## BEGIN Data lines
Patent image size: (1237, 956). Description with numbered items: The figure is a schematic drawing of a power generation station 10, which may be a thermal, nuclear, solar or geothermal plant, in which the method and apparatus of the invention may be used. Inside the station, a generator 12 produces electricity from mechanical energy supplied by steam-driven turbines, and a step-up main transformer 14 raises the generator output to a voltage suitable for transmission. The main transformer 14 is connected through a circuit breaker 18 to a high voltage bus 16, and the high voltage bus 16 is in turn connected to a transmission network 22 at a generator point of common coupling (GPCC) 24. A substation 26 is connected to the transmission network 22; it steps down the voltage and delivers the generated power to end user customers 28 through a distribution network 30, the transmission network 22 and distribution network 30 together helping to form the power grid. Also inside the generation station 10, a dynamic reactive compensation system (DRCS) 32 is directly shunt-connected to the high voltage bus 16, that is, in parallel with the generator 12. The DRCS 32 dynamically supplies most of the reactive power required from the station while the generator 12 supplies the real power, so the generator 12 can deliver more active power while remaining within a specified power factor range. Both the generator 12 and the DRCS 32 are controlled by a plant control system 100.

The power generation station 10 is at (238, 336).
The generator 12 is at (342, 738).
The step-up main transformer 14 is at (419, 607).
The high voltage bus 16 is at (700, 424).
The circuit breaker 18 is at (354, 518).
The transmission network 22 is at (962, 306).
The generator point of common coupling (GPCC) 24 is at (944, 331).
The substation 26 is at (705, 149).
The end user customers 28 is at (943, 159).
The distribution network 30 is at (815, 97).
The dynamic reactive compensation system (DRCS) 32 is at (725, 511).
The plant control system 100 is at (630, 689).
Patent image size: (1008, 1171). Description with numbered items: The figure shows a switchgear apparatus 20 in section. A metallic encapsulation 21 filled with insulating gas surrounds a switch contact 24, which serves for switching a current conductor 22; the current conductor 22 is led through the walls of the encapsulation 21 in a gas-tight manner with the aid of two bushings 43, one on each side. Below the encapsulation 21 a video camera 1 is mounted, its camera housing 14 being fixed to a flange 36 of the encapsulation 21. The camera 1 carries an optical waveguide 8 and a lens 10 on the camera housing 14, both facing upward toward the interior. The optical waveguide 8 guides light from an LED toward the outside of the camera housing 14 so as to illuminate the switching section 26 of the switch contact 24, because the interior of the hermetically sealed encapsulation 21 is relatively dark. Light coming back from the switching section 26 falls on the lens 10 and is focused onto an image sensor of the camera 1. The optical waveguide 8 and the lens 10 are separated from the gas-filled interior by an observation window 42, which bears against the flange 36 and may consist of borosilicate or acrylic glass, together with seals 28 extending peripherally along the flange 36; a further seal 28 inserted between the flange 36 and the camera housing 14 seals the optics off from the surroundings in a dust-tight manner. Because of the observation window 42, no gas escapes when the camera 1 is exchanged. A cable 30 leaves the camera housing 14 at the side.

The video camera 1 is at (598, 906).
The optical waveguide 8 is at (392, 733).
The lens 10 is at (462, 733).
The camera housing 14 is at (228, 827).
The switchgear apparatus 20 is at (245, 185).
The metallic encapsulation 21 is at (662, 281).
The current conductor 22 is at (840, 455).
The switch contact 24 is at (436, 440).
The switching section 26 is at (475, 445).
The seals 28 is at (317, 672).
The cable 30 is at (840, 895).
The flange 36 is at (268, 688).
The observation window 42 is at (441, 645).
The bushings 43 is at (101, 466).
## END Data lines
** Exercise description **
Recast all of the material above as a single numbered list with one line per item, and leave out the blank lines.

** Correct answer **
1. Patent image size: (1237, 956). Description with numbered items: The figure is a schematic drawing of a power generation station 10, which may be a thermal, nuclear, solar or geothermal plant, in which the method and apparatus of the invention may be used. Inside the station, a generator 12 produces electricity from mechanical energy supplied by steam-driven turbines, and a step-up main transformer 14 raises the generator output to a voltage suitable for transmission. The main transformer 14 is connected through a circuit breaker 18 to a high voltage bus 16, and the high voltage bus 16 is in turn connected to a transmission network 22 at a generator point of common coupling (GPCC) 24. A substation 26 is connected to the transmission network 22; it steps down the voltage and delivers the generated power to end user customers 28 through a distribution network 30, the transmission network 22 and distribution network 30 together helping to form the power grid. Also inside the generation station 10, a dynamic reactive compensation system (DRCS) 32 is directly shunt-connected to the high voltage bus 16, that is, in parallel with the generator 12. The DRCS 32 dynamically supplies most of the reactive power required from the station while the generator 12 supplies the real power, so the generator 12 can deliver more active power while remaining within a specified power factor range. Both the generator 12 and the DRCS 32 are controlled by a plant control system 100.
2. The power generation station 10 is at (238, 336).
3. The generator 12 is at (342, 738).
4. The step-up main transformer 14 is at (419, 607).
5. The high voltage bus 16 is at (700, 424).
6. The circuit breaker 18 is at (354, 518).
7. The transmission network 22 is at (962, 306).
8. The generator point of common coupling (GPCC) 24 is at (944, 331).
9. The substation 26 is at (705, 149).
10. The end user customers 28 is at (943, 159).
11. The distribution network 30 is at (815, 97).
12. The dynamic reactive compensation system (DRCS) 32 is at (725, 511).
13. The plant control system 100 is at (630, 689).
14. Patent image size: (1008, 1171). Description with numbered items: The figure shows a switchgear apparatus 20 in section. A metallic encapsulation 21 filled with insulating gas surrounds a switch contact 24, which serves for switching a current conductor 22; the current conductor 22 is led through the walls of the encapsulation 21 in a gas-tight manner with the aid of two bushings 43, one on each side. Below the encapsulation 21 a video camera 1 is mounted, its camera housing 14 being fixed to a flange 36 of the encapsulation 21. The camera 1 carries an optical waveguide 8 and a lens 10 on the camera housing 14, both facing upward toward the interior. The optical waveguide 8 guides light from an LED toward the outside of the camera housing 14 so as to illuminate the switching section 26 of the switch contact 24, because the interior of the hermetically sealed encapsulation 21 is relatively dark. Light coming back from the switching section 26 falls on the lens 10 and is focused onto an image sensor of the camera 1. The optical waveguide 8 and the lens 10 are separated from the gas-filled interior by an observation window 42, which bears against the flange 36 and may consist of borosilicate or acrylic glass, together with seals 28 extending peripherally along the flange 36; a further seal 28 inserted between the flange 36 and the camera housing 14 seals the optics off from the surroundings in a dust-tight manner. Because of the observation window 42, no gas escapes when the camera 1 is exchanged. A cable 30 leaves the camera housing 14 at the side.
15. The video camera 1 is at (598, 906).
16. The optical waveguide 8 is at (392, 733).
17. The lens 10 is at (462, 733).
18. The camera housing 14 is at (228, 827).
19. The switchgear apparatus 20 is at (245, 185).
20. The metallic encapsulation 21 is at (662, 281).
21. The current conductor 22 is at (840, 455).
22. The switch contact 24 is at (436, 440).
23. The switching section 26 is at (475, 445).
24. The seals 28 is at (317, 672).
25. The cable 30 is at (840, 895).
26. The flange 36 is at (268, 688).
27. The observation window 42 is at (441, 645).
28. The bushings 43 is at (101, 466).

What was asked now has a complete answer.